## Work instructions
Report the number of lines containing "lightweight", with no other words.

## Record set
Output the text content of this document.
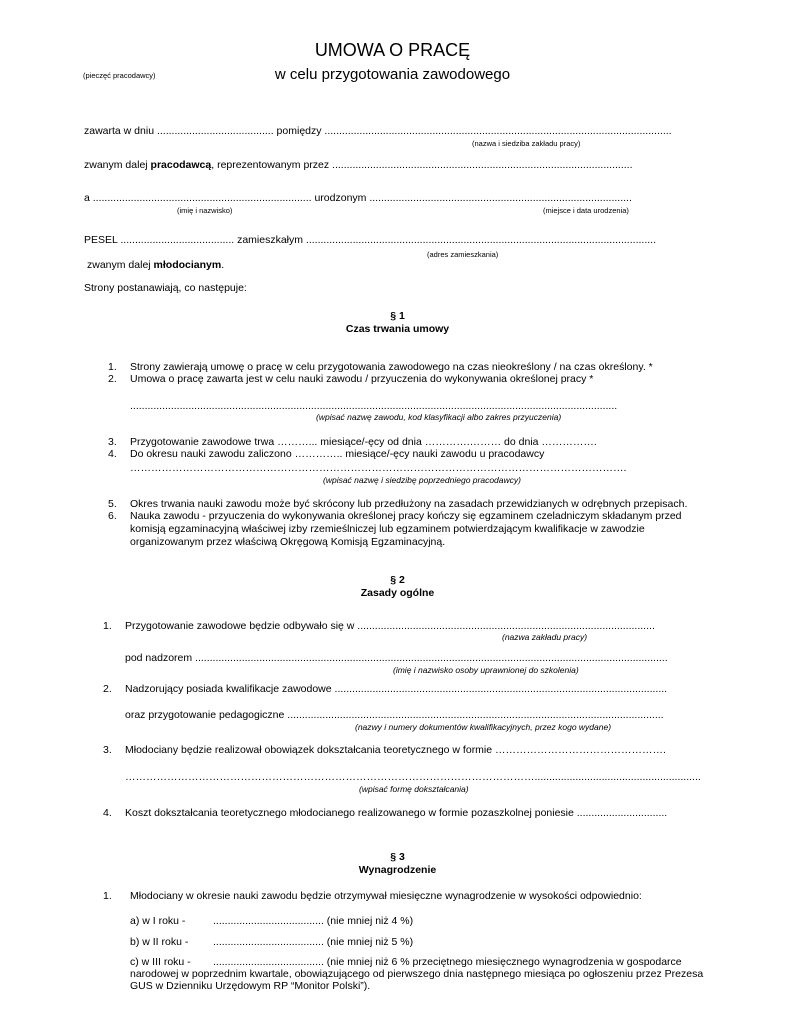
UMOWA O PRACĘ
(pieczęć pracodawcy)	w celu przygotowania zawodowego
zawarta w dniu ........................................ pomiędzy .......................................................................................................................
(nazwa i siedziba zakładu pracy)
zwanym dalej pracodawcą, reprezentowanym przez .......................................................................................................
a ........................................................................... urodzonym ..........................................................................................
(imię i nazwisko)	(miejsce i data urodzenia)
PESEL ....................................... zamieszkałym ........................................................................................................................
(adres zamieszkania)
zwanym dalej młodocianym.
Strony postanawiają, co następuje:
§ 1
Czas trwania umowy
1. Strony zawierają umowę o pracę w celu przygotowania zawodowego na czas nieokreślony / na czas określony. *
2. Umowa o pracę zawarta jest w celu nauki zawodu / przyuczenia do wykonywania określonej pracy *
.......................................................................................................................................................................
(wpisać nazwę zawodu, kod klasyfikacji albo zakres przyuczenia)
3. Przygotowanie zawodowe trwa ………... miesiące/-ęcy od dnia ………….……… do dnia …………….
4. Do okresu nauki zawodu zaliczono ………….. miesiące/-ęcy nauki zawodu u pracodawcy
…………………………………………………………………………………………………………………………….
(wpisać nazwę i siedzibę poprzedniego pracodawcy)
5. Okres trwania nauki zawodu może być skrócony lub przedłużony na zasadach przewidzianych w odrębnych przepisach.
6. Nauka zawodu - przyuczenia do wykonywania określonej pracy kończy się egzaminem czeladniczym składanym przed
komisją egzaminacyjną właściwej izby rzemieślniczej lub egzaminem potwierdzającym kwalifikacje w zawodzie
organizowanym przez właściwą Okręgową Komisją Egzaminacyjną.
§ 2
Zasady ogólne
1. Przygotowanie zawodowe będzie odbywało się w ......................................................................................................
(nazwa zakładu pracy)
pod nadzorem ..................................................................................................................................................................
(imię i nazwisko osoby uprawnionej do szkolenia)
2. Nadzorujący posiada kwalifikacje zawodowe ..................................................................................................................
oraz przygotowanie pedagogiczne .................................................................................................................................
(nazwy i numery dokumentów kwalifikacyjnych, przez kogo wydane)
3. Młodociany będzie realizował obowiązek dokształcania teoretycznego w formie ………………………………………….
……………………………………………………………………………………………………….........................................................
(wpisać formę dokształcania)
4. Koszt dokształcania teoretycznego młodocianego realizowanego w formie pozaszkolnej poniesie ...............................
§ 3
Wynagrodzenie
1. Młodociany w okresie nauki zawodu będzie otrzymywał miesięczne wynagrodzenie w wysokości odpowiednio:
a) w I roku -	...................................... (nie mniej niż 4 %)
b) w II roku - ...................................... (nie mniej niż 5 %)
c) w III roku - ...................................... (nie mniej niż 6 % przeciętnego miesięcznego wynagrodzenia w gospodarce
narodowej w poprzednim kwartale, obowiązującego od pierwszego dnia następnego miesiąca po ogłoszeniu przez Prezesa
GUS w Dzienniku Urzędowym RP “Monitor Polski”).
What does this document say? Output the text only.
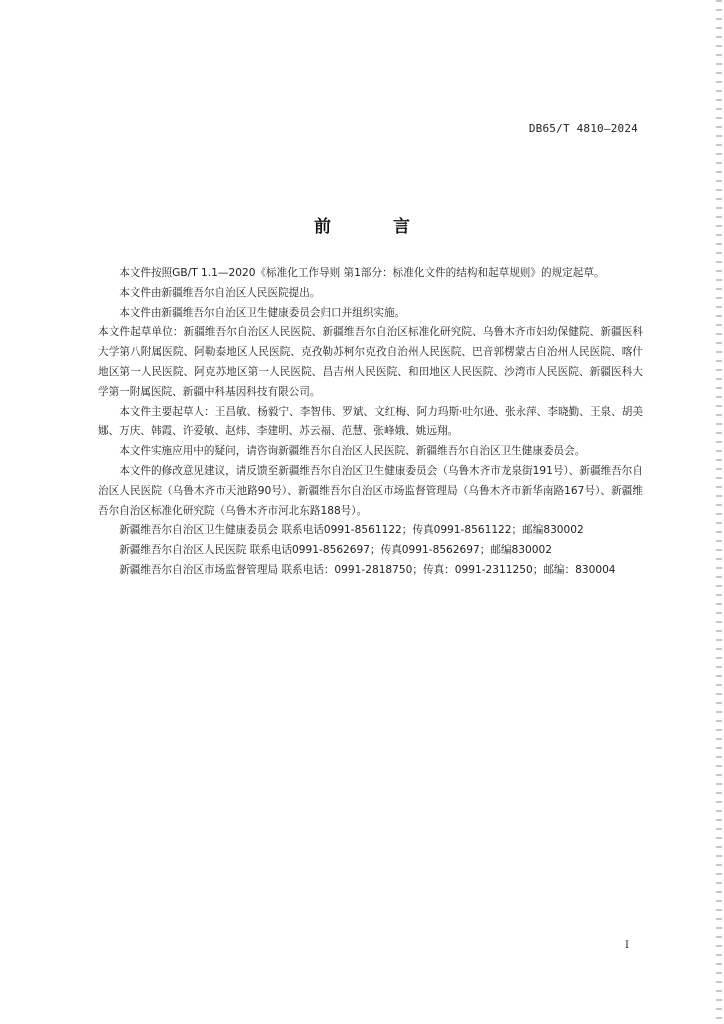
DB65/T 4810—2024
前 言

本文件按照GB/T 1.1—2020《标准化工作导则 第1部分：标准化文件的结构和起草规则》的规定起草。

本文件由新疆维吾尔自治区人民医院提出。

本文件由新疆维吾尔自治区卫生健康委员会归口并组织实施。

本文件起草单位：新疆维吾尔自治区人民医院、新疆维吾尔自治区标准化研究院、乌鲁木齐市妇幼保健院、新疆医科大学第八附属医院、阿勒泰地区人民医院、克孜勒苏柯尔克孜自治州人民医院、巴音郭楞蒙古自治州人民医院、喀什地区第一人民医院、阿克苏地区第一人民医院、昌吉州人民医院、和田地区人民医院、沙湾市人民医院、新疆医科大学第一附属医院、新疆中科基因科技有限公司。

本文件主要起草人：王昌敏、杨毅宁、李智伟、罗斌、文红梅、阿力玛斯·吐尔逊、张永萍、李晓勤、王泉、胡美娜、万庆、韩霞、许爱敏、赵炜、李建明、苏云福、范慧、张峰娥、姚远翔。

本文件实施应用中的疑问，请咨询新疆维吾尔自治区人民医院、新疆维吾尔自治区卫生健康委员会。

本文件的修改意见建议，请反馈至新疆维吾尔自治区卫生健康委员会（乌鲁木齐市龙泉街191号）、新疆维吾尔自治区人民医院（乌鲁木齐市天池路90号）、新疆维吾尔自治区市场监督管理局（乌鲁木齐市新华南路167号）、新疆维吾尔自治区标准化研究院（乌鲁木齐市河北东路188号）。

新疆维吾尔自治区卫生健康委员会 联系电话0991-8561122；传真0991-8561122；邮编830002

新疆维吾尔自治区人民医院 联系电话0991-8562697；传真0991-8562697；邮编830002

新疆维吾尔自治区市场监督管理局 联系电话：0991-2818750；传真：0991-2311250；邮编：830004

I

--

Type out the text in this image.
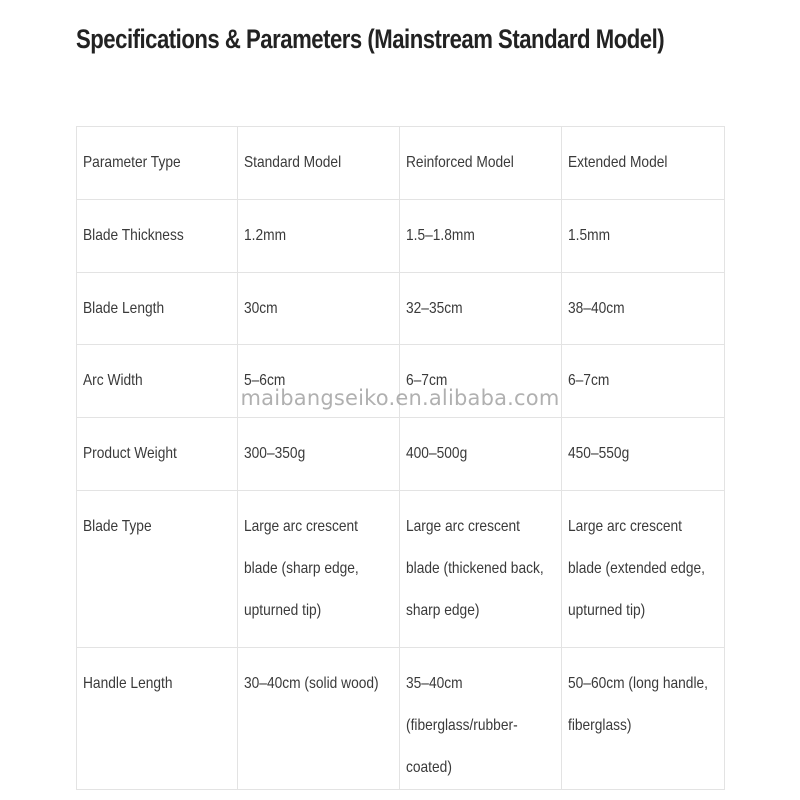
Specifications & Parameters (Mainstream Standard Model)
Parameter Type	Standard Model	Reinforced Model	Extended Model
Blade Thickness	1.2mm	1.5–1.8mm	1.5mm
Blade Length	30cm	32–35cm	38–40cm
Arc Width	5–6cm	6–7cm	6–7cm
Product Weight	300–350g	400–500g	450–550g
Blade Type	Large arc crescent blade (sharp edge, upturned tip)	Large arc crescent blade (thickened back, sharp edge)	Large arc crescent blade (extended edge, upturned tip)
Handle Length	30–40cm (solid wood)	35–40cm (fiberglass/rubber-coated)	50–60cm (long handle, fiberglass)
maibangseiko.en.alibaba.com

* * *

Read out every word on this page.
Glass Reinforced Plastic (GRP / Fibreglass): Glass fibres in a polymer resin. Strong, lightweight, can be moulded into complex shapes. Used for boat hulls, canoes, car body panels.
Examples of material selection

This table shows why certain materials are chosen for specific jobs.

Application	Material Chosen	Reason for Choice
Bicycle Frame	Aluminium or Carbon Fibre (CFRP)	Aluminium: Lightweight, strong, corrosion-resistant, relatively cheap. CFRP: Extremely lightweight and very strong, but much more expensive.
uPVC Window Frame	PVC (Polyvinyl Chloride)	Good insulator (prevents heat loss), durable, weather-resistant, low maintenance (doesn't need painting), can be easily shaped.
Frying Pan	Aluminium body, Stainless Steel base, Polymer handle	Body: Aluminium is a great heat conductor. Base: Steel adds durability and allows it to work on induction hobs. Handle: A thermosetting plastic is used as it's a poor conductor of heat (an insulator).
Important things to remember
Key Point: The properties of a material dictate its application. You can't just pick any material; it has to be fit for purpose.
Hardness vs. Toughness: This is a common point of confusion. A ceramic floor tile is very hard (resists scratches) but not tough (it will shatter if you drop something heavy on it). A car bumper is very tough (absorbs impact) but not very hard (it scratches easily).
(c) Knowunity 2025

## Response to the task
2